Find the lines that include the string "trường" and report how many there are. Give no other text.

>>>

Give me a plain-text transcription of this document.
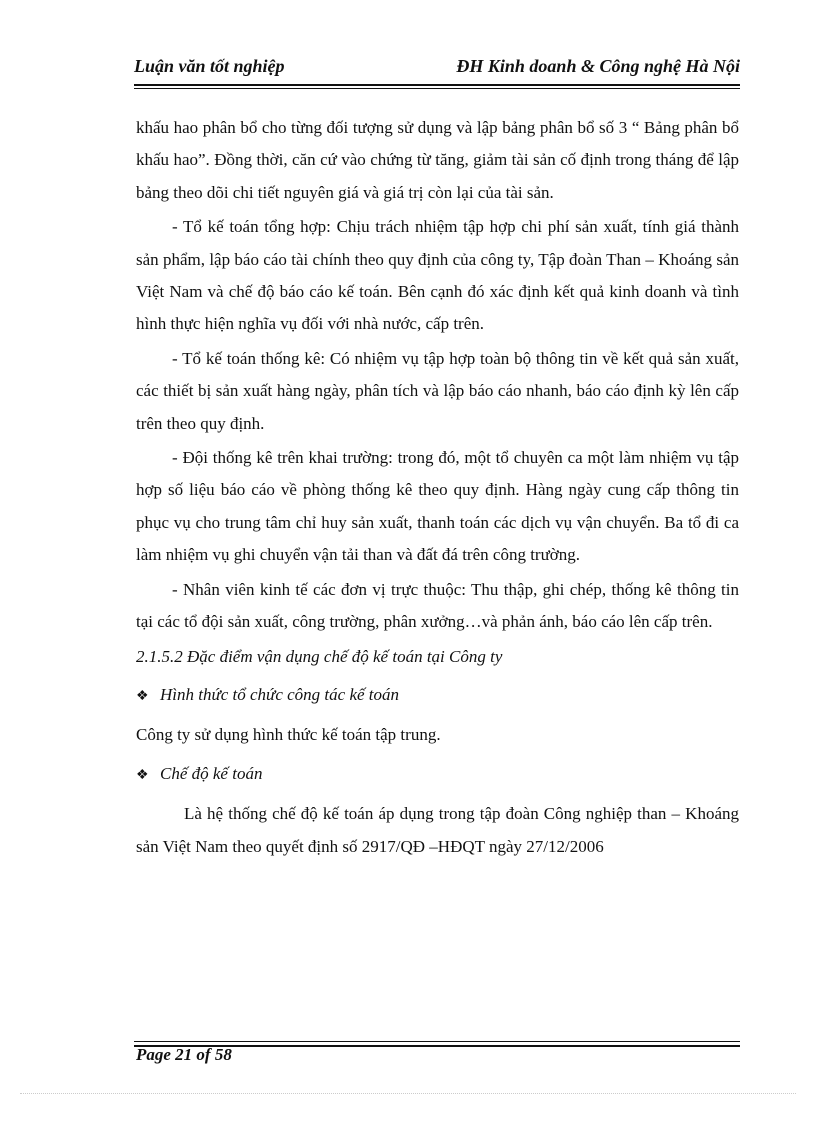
Luận văn tốt nghiệp	ĐH Kinh doanh & Công nghệ Hà Nội

khấu hao phân bổ cho từng đối tượng sử dụng và lập bảng phân bổ số 3 “ Bảng phân bổ khấu hao”. Đồng thời, căn cứ vào chứng từ tăng, giảm tài sản cố định trong tháng để lập bảng theo dõi chi tiết nguyên giá và giá trị còn lại của tài sản.

- Tổ kế toán tổng hợp: Chịu trách nhiệm tập hợp chi phí sản xuất, tính giá thành sản phẩm, lập báo cáo tài chính theo quy định của công ty, Tập đoàn Than – Khoáng sản Việt Nam và chế độ báo cáo kế toán. Bên cạnh đó xác định kết quả kinh doanh và tình hình thực hiện nghĩa vụ đối với nhà nước, cấp trên.

- Tổ kế toán thống kê: Có nhiệm vụ tập hợp toàn bộ thông tin về kết quả sản xuất, các thiết bị sản xuất hàng ngày, phân tích và lập báo cáo nhanh, báo cáo định kỳ lên cấp trên theo quy định.

- Đội thống kê trên khai trường: trong đó, một tổ chuyên ca một làm nhiệm vụ tập hợp số liệu báo cáo về phòng thống kê theo quy định. Hàng ngày cung cấp thông tin phục vụ cho trung tâm chỉ huy sản xuất, thanh toán các dịch vụ vận chuyển. Ba tổ đi ca làm nhiệm vụ ghi chuyển vận tải than và đất đá trên công trường.

- Nhân viên kinh tế các đơn vị trực thuộc: Thu thập, ghi chép, thống kê thông tin tại các tổ đội sản xuất, công trường, phân xưởng…và phản ánh, báo cáo lên cấp trên.

2.1.5.2 Đặc điểm vận dụng chế độ kế toán tại Công ty

❖ Hình thức tổ chức công tác kế toán

Công ty sử dụng hình thức kế toán tập trung.

❖ Chế độ kế toán

Là hệ thống chế độ kế toán áp dụng trong tập đoàn Công nghiệp than – Khoáng sản Việt Nam theo quyết định số 2917/QĐ –HĐQT ngày 27/12/2006

Page 21 of 58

<<<

WORKED ANSWER: 2